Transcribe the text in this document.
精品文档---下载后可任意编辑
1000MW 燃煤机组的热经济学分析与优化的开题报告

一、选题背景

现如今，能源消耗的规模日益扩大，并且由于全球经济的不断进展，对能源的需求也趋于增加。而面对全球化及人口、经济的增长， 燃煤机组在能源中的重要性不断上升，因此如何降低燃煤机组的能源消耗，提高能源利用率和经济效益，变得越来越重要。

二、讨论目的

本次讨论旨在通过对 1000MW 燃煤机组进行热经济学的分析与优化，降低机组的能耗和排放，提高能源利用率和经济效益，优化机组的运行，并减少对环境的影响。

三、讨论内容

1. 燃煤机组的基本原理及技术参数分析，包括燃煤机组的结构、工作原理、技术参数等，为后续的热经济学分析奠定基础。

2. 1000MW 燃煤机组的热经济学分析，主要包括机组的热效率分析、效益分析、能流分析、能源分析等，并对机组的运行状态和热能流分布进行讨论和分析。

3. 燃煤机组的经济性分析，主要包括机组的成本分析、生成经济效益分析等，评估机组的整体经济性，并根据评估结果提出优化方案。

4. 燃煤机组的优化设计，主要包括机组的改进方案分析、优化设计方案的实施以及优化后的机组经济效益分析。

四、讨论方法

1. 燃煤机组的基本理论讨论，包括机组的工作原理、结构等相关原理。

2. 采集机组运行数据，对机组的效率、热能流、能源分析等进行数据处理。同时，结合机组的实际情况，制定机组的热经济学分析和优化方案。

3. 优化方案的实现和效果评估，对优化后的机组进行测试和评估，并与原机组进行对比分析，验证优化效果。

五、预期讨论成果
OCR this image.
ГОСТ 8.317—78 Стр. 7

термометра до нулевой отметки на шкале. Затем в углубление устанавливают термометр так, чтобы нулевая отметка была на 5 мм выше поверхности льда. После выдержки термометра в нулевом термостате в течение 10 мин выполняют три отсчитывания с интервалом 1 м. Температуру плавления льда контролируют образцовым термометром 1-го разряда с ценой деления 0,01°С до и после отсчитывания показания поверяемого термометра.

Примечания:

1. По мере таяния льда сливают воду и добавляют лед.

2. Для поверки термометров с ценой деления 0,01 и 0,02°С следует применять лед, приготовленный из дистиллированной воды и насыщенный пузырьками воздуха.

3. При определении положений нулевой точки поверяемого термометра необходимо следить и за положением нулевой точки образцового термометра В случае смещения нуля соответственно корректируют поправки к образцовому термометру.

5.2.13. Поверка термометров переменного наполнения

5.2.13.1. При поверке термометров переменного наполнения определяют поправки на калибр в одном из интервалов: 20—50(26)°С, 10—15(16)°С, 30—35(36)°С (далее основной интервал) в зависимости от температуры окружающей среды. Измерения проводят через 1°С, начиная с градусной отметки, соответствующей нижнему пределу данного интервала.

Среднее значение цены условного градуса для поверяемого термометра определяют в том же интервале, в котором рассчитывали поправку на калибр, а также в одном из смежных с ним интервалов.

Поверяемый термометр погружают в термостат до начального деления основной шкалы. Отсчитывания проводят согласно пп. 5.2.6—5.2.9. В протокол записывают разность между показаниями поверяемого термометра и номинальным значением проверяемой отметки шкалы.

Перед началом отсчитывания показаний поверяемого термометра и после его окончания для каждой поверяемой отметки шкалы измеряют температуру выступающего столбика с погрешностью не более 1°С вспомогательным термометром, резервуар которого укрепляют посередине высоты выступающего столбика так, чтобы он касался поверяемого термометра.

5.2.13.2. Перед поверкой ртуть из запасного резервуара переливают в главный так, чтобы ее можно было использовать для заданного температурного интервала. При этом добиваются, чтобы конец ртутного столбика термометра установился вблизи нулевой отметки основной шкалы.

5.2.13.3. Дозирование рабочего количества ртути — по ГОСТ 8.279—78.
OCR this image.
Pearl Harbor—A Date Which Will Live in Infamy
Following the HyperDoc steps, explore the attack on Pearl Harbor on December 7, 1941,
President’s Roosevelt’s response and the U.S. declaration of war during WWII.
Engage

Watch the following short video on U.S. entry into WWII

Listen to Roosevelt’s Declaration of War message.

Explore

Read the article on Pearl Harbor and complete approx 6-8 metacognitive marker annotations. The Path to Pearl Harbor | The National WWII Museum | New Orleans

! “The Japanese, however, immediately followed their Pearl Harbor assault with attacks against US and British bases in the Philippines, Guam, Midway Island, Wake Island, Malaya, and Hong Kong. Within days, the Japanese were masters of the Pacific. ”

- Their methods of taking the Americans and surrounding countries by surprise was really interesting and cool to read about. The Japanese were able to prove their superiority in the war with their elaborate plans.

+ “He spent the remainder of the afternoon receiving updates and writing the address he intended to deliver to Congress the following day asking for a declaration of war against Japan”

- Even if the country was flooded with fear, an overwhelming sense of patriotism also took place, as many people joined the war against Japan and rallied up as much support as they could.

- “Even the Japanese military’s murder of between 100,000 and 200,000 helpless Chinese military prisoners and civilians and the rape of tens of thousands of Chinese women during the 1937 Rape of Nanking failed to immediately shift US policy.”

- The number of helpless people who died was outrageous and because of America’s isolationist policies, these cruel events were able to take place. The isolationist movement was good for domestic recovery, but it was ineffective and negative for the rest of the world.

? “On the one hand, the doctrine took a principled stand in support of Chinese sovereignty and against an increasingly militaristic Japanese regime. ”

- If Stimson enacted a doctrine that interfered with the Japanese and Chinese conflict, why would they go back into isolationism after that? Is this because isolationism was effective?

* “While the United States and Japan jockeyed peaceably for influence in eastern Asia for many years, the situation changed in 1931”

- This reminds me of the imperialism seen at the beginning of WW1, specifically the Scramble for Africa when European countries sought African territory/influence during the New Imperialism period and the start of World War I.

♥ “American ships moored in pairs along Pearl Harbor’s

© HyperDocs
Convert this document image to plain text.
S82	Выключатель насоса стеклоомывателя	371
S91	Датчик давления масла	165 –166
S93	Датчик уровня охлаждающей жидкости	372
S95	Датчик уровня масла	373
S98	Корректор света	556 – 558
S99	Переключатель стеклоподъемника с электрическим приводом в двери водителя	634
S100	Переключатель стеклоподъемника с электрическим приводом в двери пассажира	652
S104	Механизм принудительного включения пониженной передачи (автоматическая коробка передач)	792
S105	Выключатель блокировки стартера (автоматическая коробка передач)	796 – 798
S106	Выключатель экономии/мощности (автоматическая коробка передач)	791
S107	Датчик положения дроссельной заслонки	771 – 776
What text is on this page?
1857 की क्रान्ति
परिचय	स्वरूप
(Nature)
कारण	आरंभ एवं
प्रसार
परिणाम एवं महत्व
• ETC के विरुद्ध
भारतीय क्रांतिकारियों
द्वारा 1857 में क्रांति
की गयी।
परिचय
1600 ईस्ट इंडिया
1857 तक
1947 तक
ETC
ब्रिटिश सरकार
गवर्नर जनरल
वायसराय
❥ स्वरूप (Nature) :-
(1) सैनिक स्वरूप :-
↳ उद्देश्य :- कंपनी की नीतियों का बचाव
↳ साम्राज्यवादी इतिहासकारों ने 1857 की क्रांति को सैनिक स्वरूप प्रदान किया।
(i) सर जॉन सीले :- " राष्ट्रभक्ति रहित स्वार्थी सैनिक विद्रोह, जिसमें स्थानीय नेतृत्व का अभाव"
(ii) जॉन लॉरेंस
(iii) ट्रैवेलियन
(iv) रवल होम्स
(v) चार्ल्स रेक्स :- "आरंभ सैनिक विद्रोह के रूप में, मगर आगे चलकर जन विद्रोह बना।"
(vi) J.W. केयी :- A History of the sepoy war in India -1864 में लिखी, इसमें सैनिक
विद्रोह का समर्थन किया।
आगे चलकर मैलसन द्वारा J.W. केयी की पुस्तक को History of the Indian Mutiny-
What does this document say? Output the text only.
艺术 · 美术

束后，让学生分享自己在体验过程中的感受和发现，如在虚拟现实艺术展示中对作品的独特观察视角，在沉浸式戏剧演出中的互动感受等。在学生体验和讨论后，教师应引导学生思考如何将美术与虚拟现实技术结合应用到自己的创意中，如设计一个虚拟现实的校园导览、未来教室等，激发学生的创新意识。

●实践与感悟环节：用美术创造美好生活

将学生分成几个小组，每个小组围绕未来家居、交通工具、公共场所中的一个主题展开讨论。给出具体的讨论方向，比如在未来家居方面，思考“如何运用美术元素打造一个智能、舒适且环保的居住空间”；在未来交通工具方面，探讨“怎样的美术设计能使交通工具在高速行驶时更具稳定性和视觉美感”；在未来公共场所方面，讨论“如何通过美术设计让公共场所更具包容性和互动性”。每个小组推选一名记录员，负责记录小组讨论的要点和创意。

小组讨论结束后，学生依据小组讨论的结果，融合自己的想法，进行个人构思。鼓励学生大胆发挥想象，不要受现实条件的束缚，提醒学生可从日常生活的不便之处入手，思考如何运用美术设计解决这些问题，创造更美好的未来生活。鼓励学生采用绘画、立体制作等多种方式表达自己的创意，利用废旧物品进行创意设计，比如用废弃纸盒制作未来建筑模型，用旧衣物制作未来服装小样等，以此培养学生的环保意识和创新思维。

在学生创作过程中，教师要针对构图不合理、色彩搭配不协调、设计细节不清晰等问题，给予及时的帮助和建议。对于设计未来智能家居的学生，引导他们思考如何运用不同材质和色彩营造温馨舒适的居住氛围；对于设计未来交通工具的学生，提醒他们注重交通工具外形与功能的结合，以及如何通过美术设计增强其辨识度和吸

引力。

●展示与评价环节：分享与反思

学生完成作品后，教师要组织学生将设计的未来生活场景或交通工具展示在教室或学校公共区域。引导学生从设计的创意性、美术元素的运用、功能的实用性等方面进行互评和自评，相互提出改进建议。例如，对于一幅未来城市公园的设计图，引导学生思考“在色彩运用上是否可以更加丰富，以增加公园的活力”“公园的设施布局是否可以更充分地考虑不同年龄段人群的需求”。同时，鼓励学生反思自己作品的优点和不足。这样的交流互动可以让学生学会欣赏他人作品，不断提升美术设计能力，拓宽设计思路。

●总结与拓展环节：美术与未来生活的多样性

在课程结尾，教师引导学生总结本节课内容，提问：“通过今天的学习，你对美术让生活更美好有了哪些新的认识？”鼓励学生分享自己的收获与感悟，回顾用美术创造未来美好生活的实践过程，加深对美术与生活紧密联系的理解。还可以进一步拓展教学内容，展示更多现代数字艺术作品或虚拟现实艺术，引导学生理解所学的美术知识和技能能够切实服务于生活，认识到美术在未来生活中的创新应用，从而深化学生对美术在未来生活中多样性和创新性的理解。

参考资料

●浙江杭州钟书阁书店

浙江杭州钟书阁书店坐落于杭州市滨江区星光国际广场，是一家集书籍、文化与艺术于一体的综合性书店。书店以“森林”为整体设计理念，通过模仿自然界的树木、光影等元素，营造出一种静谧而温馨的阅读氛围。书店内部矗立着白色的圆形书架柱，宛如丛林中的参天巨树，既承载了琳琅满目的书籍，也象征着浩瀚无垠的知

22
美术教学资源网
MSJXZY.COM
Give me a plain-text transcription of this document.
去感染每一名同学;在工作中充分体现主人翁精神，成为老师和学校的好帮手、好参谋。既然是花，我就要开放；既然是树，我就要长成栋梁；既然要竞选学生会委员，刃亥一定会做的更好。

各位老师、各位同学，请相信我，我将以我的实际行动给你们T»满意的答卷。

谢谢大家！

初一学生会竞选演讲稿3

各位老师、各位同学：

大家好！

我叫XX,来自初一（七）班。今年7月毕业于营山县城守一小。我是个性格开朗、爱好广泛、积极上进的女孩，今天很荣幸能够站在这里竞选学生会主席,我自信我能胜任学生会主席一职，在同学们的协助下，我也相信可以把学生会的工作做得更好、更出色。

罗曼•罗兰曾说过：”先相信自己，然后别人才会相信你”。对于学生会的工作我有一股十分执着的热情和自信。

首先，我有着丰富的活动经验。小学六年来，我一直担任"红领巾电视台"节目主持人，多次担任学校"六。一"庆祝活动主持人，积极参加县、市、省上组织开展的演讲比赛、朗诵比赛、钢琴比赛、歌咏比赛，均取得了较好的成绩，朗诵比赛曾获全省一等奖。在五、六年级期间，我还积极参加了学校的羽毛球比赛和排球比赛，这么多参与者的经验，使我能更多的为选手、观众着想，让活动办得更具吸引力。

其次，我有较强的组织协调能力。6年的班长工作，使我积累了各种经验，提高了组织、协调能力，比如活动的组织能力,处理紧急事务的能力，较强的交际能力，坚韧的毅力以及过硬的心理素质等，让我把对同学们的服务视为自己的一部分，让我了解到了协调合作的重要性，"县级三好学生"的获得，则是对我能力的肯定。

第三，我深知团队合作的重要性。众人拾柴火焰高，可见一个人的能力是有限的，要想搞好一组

- **WRITTEN PROBLEM**:
Give only the number of lines in the records that contain the string "Roosevelt".

- **RESULT OF THIS EXERCISE**:
2